# Fe Vs. Fi and Love <3



## MrShatter (Sep 28, 2010)

Hi guys. Recently, I have noticed a trend among my friends. It is strange, and I have yet to find a counter example, so I would like to present this strange observation to you and get your feedback.

I've noticed in relationships that an Fi user tends to feel that the love between two partners is mutual, and an Fe user tends to feel like he or she loves his/her partner more than the partner loves the Fe user.

Fe - "I feel like I love my partner more than he or she loves me"
Fi - "I feel like the love is mutual"

Thoughts?

*Please keep in mind that my demographic in real life is teenagers - so it's probably not _mature_ love, or love that is as mature as long-time married couples.
*Also try to think of a general time period - instead of moments of insecurity.


----------



## etherealuntouaswithin (Dec 7, 2010)

Im not sure about that.

I like to appreciate and shower affection on my love..in a psuedo Fe like manner,and can often feel like ma patna's not reciprocating.('specially if she's the silent or leveled type..not as excited or animated)

Sometimes though,and certainly after a while,I can be oblivious to the condition of the relationship.Believing that all is well and together..only to be smacked by a ton of bricks when i find that it very much isn't.

Im aux Fi,Dom Se.


----------



## erasinglines (Sep 1, 2010)

That's a very interesting point. I hadn't thought about it in those terms, but if that's the case it could possibly explain a lot of the differences in opinion I've had with people I've known. In fact, just recently I've had a similar discussion with one of my close friends.

I had thought that love, when it is present in relationships, is a mutual and balanced ebb and flow of give and take that flows so fluidly that the nature of it is omnipresent and unquestionable. If there is more give than take, eventually the cycle will come back around and things will balance things out. And each partner expresses their love in their own way, so many times when people cannot recognize the contexts of the expression, they may miss it, but it doesn't make the love any less present. However, when there is something wrong with the relationship, the nature of love becomes different, and the balance may be shaken, disrupting the presence.

# SET PROBLEM
Could you copy out the Fe vs. Fi forum thread above, word for word and in full?

# INFORMATION SHOWN
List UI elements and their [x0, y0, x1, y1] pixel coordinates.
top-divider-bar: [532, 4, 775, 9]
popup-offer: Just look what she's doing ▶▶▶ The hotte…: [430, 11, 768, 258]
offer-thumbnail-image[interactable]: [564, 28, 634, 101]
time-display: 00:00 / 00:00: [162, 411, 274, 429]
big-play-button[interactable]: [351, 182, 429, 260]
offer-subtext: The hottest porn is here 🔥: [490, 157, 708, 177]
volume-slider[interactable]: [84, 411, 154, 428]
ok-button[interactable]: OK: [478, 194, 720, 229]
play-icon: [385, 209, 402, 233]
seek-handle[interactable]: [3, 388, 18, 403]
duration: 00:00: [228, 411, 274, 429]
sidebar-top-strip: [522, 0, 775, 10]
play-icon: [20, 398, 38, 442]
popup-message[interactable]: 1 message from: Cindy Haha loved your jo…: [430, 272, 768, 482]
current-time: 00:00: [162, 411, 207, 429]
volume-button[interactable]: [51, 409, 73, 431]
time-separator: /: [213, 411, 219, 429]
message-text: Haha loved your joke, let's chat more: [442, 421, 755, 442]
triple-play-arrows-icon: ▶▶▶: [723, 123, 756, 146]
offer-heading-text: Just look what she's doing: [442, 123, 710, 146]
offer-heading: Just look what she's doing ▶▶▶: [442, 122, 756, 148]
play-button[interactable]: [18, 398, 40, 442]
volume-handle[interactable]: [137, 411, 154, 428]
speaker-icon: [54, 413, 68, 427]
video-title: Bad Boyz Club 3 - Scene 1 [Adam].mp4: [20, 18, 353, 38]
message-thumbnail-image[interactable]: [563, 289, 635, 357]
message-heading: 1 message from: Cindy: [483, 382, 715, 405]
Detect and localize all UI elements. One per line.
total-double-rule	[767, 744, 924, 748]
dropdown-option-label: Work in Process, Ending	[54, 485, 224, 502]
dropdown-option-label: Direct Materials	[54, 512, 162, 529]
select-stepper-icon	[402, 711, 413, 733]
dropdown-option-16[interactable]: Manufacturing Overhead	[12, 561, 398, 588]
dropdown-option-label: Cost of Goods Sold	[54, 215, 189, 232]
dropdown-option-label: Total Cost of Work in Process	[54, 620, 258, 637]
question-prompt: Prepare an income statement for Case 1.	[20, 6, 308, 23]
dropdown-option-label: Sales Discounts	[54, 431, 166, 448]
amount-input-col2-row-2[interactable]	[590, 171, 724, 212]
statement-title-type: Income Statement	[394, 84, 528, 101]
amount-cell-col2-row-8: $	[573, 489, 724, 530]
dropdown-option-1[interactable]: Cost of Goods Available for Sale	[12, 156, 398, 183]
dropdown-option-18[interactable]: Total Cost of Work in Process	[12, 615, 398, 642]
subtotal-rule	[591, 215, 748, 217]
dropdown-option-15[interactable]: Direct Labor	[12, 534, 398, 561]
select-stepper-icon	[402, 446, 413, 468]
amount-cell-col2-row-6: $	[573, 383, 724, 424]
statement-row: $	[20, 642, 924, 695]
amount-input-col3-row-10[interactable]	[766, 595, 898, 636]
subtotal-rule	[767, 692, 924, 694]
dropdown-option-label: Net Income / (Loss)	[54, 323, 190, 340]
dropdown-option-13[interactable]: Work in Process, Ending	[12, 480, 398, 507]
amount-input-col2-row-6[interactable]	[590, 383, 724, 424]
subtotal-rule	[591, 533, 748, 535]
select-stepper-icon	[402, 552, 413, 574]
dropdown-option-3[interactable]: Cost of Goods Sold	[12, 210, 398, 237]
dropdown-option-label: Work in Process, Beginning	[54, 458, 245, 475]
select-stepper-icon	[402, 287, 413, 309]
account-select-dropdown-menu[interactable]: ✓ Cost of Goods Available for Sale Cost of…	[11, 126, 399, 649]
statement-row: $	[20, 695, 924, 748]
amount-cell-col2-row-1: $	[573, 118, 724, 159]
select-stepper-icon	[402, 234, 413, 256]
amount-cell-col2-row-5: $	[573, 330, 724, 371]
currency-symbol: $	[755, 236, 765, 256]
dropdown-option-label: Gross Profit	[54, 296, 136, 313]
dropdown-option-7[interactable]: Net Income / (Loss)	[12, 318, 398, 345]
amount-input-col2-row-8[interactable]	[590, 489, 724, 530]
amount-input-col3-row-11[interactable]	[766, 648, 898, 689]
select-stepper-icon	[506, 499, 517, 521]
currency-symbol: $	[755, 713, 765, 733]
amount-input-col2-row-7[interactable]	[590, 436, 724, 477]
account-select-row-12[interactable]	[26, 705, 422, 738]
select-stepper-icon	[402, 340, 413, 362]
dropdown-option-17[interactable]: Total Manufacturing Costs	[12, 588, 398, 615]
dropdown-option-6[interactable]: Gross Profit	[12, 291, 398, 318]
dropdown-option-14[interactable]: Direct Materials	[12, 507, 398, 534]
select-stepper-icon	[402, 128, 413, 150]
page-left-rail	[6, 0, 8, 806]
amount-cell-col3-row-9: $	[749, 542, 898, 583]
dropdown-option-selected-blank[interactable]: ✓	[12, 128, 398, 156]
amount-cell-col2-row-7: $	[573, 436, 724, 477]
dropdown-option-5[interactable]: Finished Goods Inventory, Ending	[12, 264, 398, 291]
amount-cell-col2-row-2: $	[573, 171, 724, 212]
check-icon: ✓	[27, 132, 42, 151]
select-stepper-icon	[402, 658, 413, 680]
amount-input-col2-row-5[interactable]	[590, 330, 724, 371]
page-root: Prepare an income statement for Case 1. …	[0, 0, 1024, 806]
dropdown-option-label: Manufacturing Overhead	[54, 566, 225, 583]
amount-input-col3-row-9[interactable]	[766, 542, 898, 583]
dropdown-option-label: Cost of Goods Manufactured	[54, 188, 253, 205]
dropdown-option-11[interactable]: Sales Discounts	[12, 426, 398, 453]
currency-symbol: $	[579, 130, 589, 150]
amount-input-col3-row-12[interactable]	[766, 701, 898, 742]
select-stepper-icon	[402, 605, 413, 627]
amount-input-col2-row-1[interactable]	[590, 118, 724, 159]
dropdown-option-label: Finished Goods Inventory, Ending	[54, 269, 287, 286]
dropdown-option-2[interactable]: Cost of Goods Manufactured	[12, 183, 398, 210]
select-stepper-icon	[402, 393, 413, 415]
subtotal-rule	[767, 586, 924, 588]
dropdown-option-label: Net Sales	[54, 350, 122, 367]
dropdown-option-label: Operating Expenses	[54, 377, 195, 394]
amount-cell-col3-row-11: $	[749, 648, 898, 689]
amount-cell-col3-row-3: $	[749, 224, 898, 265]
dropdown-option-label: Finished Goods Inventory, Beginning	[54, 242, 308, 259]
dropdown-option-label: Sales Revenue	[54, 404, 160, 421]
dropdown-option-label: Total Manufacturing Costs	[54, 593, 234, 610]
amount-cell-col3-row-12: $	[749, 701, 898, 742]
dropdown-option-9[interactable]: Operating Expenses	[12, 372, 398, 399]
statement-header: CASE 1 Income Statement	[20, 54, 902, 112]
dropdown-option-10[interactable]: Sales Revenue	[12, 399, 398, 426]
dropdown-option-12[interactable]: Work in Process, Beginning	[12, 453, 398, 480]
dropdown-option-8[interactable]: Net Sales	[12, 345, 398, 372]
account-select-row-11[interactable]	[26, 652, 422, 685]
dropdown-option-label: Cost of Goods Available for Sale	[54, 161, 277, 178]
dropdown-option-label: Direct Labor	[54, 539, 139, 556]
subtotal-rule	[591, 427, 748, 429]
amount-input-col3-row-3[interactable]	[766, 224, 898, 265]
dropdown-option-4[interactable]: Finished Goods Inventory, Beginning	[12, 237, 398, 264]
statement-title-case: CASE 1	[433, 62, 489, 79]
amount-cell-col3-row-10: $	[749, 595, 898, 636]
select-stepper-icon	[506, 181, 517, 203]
==
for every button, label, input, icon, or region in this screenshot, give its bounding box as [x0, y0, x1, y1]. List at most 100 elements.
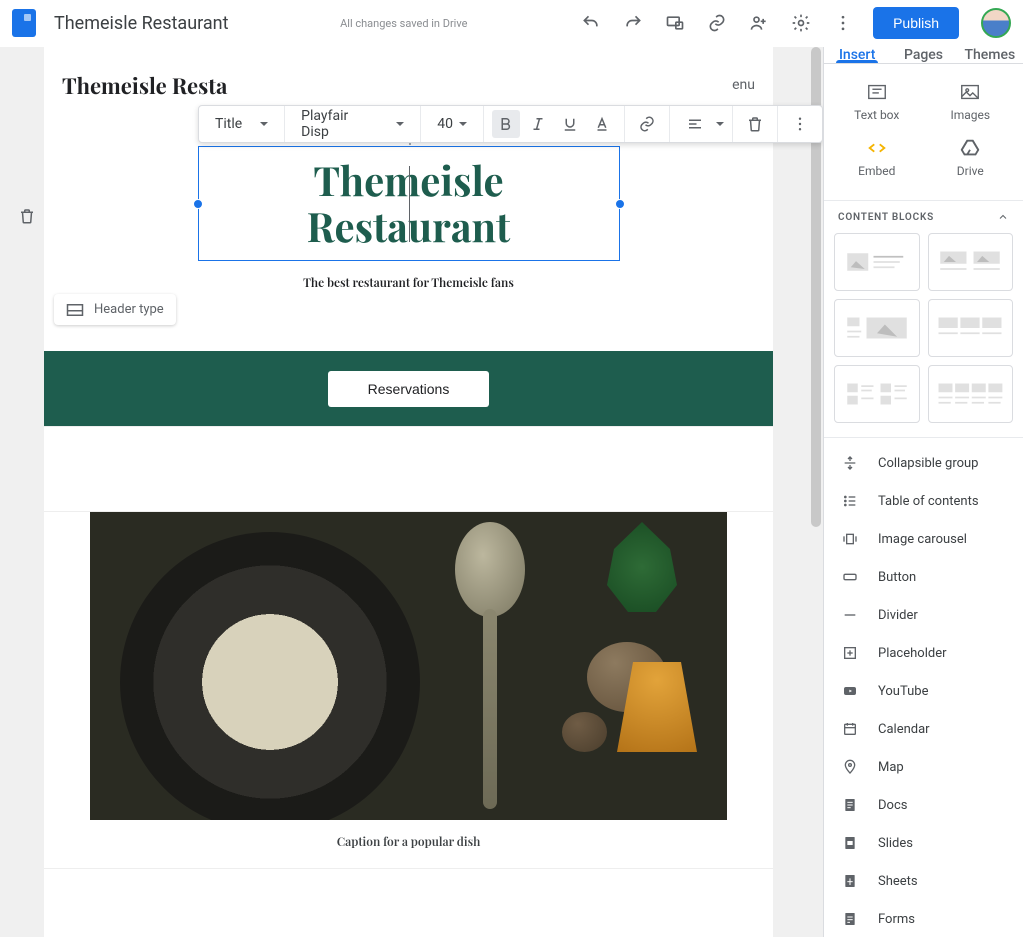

# SOLUTION BELOW
# Fe Vs. Fi and Love <3



## MrShatter (Sep 28, 2010)

Hi guys. Recently, I have noticed a trend among my friends. It is strange, and I have yet to find a counter example, so I would like to present this strange observation to you and get your feedback.

I've noticed in relationships that an Fi user tends to feel that the love between two partners is mutual, and an Fe user tends to feel like he or she loves his/her partner more than the partner loves the Fe user.

Fe - "I feel like I love my partner more than he or she loves me"
Fi - "I feel like the love is mutual"

Thoughts?

*Please keep in mind that my demographic in real life is teenagers - so it's probably not _mature_ love, or love that is as mature as long-time married couples.
*Also try to think of a general time period - instead of moments of insecurity.


----------



## etherealuntouaswithin (Dec 7, 2010)

Im not sure about that.

I like to appreciate and shower affection on my love..in a psuedo Fe like manner,and can often feel like ma patna's not reciprocating.('specially if she's the silent or leveled type..not as excited or animated)

Sometimes though,and certainly after a while,I can be oblivious to the condition of the relationship.Believing that all is well and together..only to be smacked by a ton of bricks when i find that it very much isn't.

Im aux Fi,Dom Se.


----------



## erasinglines (Sep 1, 2010)

That's a very interesting point. I hadn't thought about it in those terms, but if that's the case it could possibly explain a lot of the differences in opinion I've had with people I've known. In fact, just recently I've had a similar discussion with one of my close friends.

I had thought that love, when it is present in relationships, is a mutual and balanced ebb and flow of give and take that flows so fluidly that the nature of it is omnipresent and unquestionable. If there is more give than take, eventually the cycle will come back around and things will balance things out. And each partner expresses their love in their own way, so many times when people cannot recognize the contexts of the expression, they may miss it, but it doesn't make the love any less present. However, when there is something wrong with the relationship, the nature of love becomes different, and the balance may be shaken, disrupting the presence.